* _Objective_:
Look through the lines of the material and count those containing "Danaus". Give that count alone.

* _Information supplied_:
^^^^^^^^^^^^^^^^

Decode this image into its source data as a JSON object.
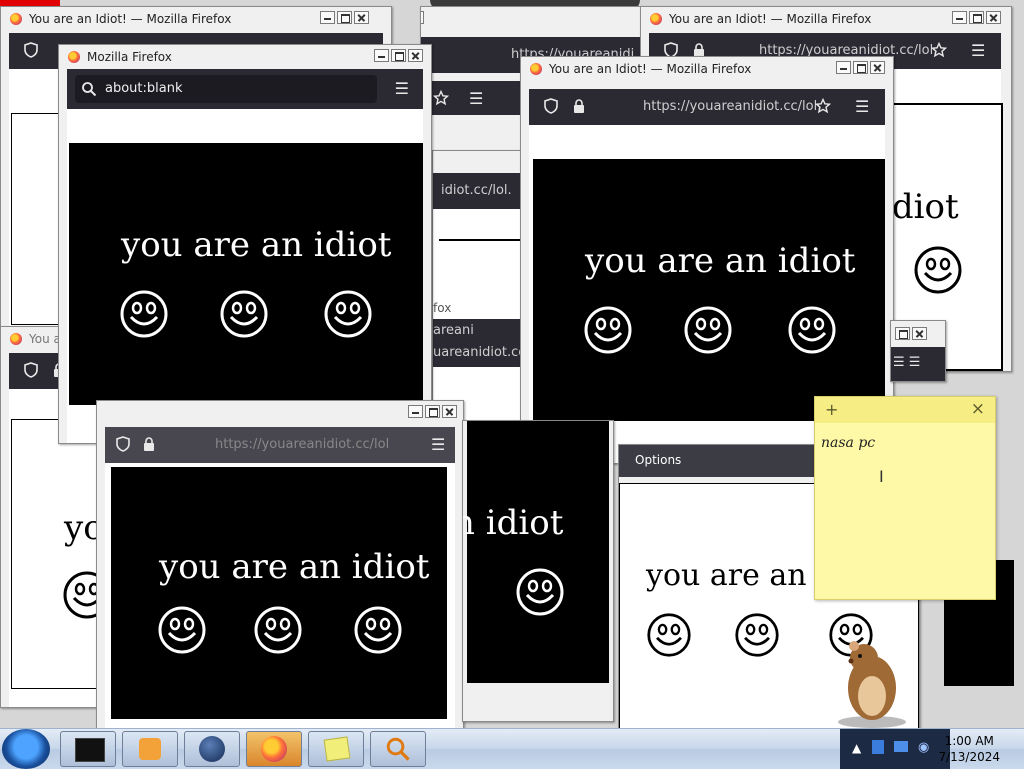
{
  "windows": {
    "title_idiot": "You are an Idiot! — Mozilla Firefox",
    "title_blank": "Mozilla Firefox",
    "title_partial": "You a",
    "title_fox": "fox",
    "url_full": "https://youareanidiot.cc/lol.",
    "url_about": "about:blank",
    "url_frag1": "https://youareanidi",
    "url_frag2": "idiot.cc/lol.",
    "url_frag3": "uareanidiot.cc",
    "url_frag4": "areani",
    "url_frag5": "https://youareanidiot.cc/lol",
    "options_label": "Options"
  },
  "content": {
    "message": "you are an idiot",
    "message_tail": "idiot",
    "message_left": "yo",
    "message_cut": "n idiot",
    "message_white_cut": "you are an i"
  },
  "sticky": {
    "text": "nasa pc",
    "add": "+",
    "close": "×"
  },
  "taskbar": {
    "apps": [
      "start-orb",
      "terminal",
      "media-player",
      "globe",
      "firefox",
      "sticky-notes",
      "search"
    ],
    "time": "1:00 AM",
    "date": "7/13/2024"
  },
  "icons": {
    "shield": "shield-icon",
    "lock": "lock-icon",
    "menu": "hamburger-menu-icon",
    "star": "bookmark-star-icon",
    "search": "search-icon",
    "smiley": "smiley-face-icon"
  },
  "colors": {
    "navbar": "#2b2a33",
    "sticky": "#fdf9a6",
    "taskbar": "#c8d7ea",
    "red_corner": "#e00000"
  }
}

^^^^^^^^^^^^^^^^

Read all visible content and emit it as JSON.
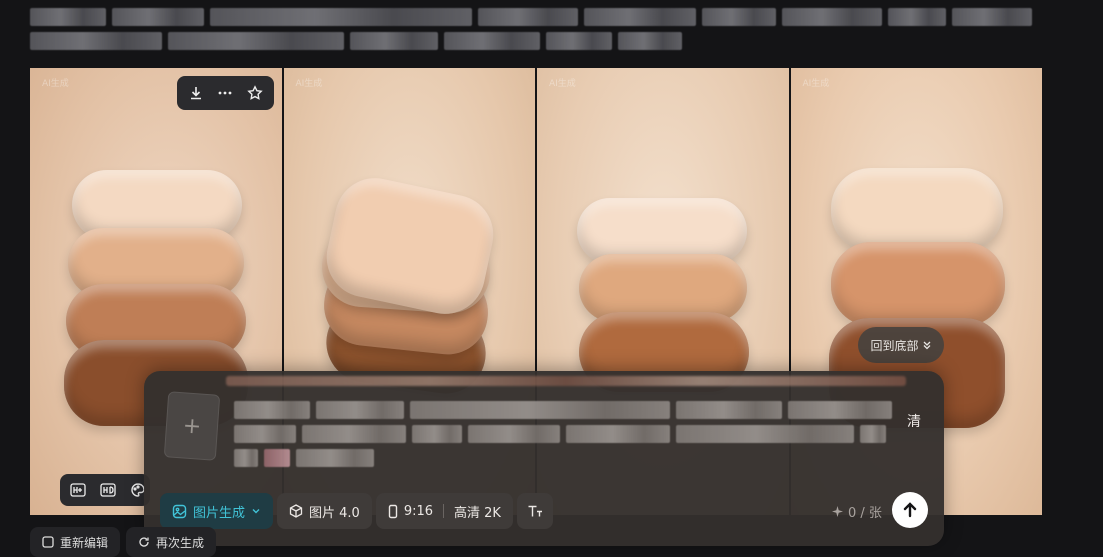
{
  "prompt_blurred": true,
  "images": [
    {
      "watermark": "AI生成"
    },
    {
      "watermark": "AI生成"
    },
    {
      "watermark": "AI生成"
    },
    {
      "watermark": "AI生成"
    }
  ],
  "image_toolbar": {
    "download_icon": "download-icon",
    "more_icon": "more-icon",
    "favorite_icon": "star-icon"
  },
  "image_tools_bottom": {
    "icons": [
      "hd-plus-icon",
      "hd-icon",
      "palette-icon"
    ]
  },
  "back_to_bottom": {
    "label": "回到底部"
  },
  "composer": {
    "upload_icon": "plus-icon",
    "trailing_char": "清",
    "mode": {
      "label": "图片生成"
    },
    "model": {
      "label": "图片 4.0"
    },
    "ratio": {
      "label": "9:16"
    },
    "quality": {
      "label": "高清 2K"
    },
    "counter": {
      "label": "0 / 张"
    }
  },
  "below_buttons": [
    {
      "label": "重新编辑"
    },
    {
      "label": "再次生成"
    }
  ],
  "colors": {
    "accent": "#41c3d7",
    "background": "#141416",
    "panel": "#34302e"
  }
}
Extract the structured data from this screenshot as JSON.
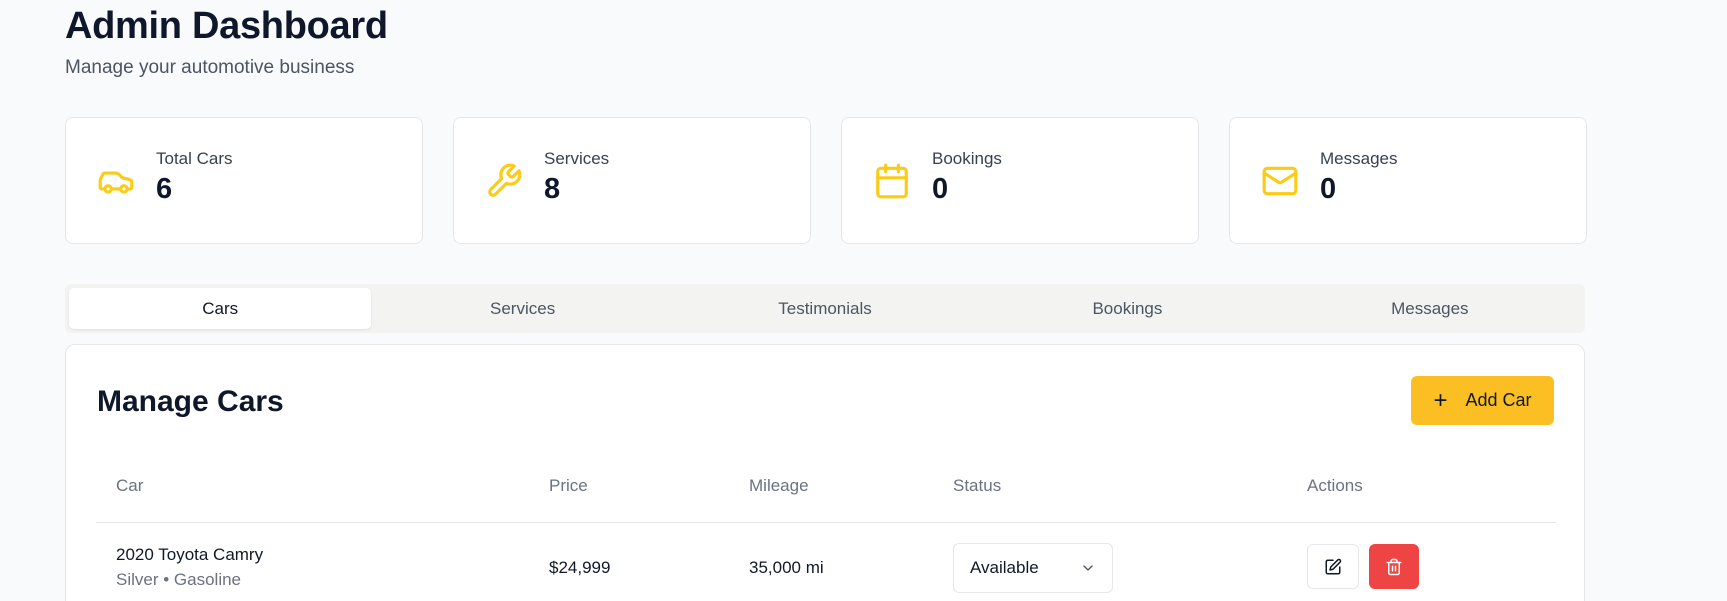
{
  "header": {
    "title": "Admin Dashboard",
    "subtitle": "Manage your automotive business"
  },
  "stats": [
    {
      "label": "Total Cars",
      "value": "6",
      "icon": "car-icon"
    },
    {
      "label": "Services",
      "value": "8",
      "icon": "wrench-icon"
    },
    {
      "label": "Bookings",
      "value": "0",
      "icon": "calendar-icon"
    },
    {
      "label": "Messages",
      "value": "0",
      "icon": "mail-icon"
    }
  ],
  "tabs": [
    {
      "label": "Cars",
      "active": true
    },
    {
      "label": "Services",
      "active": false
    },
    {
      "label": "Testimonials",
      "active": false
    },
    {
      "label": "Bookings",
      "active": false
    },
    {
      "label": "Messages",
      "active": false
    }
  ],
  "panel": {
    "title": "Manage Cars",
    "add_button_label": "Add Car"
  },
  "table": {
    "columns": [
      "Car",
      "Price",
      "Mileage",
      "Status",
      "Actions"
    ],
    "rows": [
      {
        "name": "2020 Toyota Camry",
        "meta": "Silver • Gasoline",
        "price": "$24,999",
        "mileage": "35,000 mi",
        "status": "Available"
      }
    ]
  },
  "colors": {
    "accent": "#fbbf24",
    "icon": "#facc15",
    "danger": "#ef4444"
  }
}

^^^^^^^^^^^^^^^^

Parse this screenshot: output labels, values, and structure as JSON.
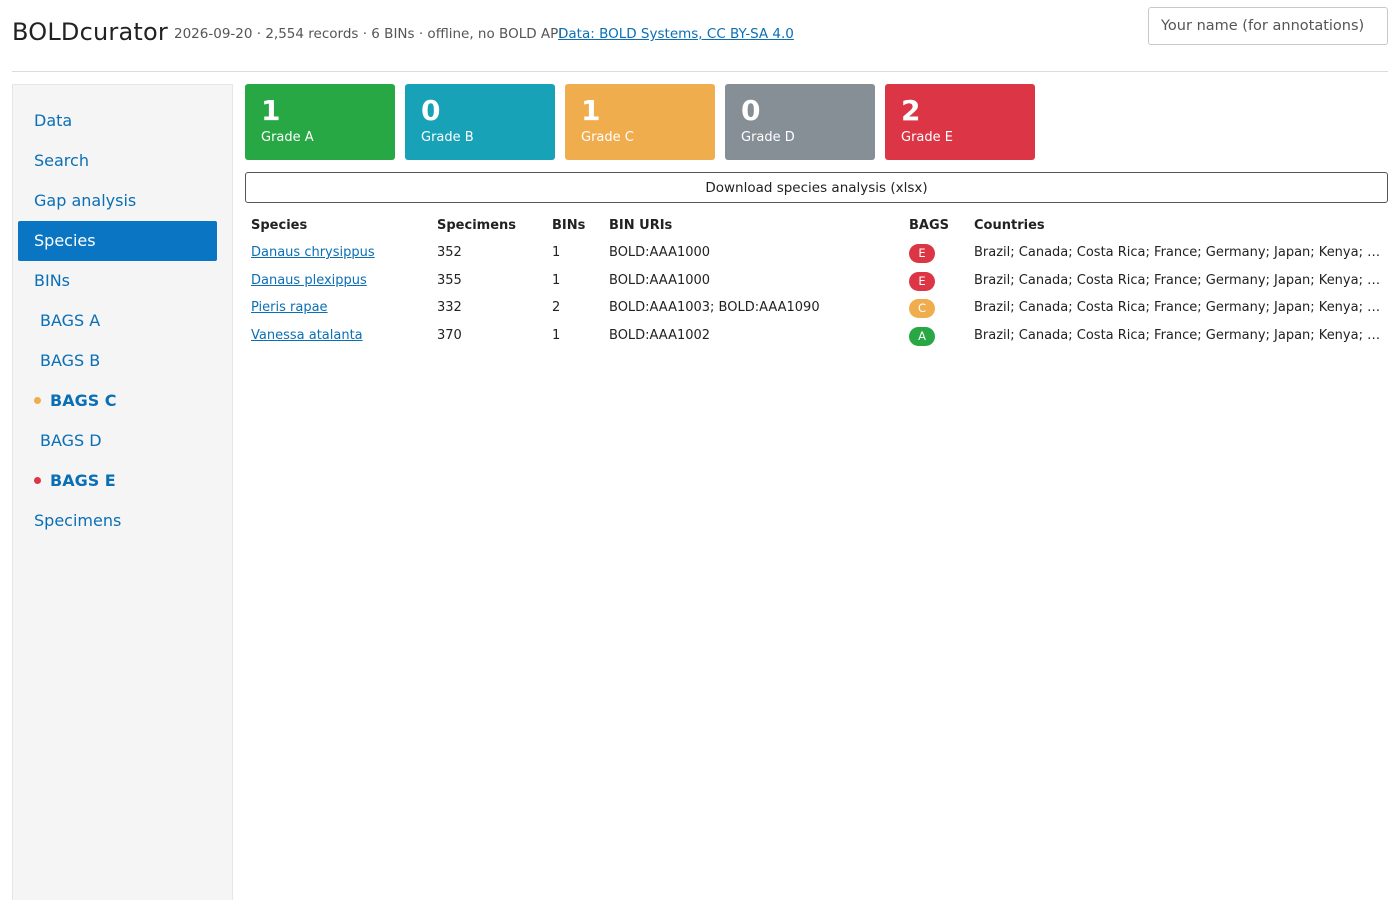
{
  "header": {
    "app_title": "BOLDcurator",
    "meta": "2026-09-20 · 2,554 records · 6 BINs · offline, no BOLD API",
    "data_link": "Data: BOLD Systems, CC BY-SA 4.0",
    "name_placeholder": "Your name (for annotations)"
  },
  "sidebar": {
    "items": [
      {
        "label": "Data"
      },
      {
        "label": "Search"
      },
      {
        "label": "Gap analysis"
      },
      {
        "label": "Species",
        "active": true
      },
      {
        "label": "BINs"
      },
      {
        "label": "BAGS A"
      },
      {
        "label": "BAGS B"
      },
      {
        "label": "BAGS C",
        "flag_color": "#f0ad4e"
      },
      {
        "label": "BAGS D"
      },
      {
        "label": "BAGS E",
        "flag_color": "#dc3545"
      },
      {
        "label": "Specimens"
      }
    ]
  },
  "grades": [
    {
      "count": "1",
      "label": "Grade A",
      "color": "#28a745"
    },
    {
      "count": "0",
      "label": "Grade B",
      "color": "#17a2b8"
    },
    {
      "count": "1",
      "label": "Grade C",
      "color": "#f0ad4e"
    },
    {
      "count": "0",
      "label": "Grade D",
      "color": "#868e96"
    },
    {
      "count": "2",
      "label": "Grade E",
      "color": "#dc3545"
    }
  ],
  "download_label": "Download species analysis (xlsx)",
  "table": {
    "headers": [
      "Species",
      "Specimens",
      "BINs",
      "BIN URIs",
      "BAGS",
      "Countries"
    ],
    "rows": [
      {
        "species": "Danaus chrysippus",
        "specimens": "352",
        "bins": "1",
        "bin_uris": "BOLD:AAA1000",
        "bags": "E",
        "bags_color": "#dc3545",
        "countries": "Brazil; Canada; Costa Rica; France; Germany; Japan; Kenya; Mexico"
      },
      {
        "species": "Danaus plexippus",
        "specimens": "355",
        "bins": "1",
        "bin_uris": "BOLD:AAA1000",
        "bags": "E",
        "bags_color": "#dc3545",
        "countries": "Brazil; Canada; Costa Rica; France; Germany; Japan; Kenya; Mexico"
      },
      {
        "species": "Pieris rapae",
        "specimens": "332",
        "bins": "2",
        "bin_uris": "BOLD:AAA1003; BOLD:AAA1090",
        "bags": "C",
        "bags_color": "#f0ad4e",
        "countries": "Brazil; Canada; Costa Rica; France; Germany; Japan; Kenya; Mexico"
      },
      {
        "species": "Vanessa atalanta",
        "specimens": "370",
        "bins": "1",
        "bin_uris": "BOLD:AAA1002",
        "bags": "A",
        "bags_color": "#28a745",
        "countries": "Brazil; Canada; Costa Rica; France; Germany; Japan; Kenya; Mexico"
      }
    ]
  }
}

^^^^^^^^^^^^^^^^

* _Finished answer_:
2